▼

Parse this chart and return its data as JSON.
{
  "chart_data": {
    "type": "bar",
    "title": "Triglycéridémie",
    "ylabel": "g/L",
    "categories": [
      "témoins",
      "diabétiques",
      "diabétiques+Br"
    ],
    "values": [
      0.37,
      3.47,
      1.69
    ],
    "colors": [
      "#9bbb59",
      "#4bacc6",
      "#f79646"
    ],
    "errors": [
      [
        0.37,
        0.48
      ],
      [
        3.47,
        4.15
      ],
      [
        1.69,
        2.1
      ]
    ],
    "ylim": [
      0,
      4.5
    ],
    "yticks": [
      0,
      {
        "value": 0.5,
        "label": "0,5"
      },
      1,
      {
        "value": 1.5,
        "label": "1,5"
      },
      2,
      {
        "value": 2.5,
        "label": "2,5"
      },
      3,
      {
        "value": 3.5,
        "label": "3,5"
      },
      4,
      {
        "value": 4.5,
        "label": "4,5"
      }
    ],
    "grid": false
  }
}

▲

▶ **OBJECTIVE**
Copy out the data shown above without altering anything.

▶ **OUTPUT OF THE TASK**
Parse this chart and return its data as JSON.
{
  "chart_data": {
    "type": "bar",
    "title": "Triglycéridémie",
    "ylabel": "g/L",
    "categories": [
      "témoins",
      "diabétiques",
      "diabétiques+Br"
    ],
    "values": [
      0.37,
      3.47,
      1.69
    ],
    "colors": [
      "#9bbb59",
      "#4bacc6",
      "#f79646"
    ],
    "errors": [
      [
        0.37,
        0.48
      ],
      [
        3.47,
        4.15
      ],
      [
        1.69,
        2.1
      ]
    ],
    "ylim": [
      0,
      4.5
    ],
    "yticks": [
      0,
      {
        "value": 0.5,
        "label": "0,5"
      },
      1,
      {
        "value": 1.5,
        "label": "1,5"
      },
      2,
      {
        "value": 2.5,
        "label": "2,5"
      },
      3,
      {
        "value": 3.5,
        "label": "3,5"
      },
      4,
      {
        "value": 4.5,
        "label": "4,5"
      }
    ],
    "grid": false
  }
}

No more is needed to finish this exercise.